=== Problem to solve ===
Go through the records and copy each line where the word "Design" occurs.

# # #

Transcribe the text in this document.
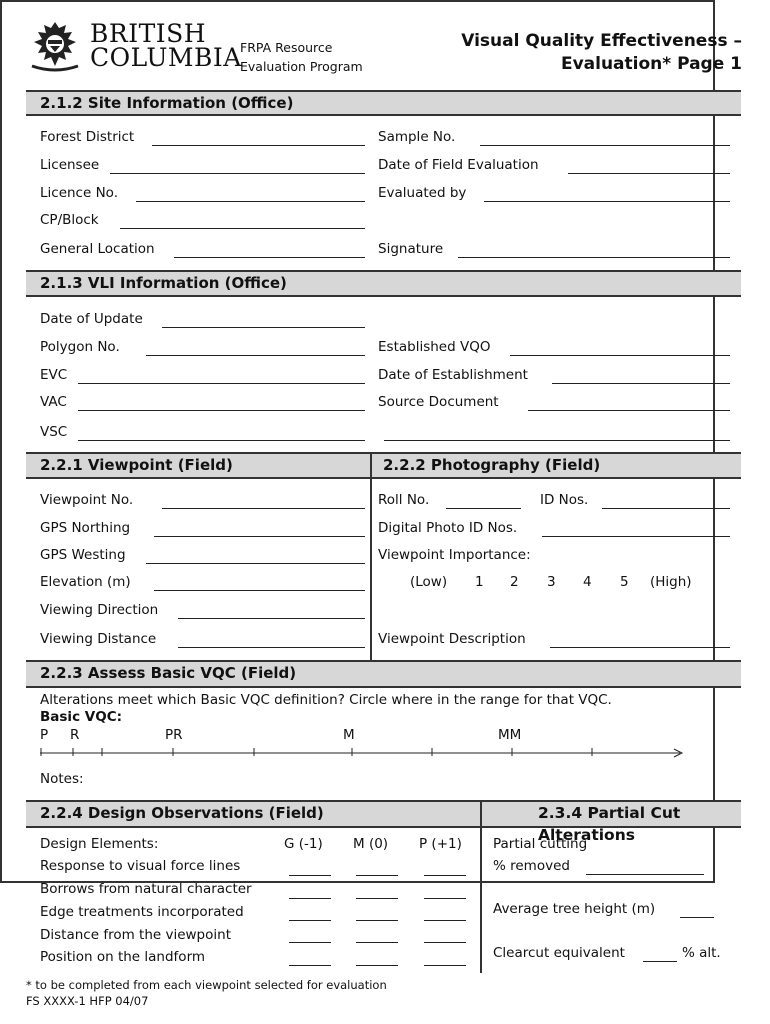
BRITISH
COLUMBIA
FRPA Resource
Evaluation Program
Visual Quality Effectiveness –
Evaluation* Page 1
2.1.2 Site Information (Office)
Forest District	Sample No.
Licensee	Date of Field Evaluation
Licence No.	Evaluated by
CP/Block
General Location	Signature
2.1.3 VLI Information (Office)
Date of Update
Polygon No.	Established VQO
EVC	Date of Establishment
VAC	Source Document
VSC
2.2.1 Viewpoint (Field)	2.2.2 Photography (Field)
Viewpoint No.	Roll No.	ID Nos.
GPS Northing	Digital Photo ID Nos.
GPS Westing	Viewpoint Importance:
Elevation (m)	(Low) 1 2 3 4 5 (High)
Viewing Direction
Viewing Distance	Viewpoint Description
2.2.3 Assess Basic VQC (Field)
Alterations meet which Basic VQC definition? Circle where in the range for that VQC.
Basic VQC:
P R	PR	M	MM
Notes:
2.2.4 Design Observations (Field)	2.3.4 Partial Cut Alterations
Design Elements:	G (-1) M (0) P (+1)
Response to visual force lines
Borrows from natural character
Edge treatments incorporated
Distance from the viewpoint
Position on the landform
Partial cutting
% removed
Average tree height (m)
Clearcut equivalent	% alt.
* to be completed from each viewpoint selected for evaluation
FS XXXX-1 HFP 04/07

# # #

=== Complete answer ===
2.2.4 Design Observations (Field)	2.3.4 Partial Cut Alterations
Design Elements:	G (-1) M (0) P (+1)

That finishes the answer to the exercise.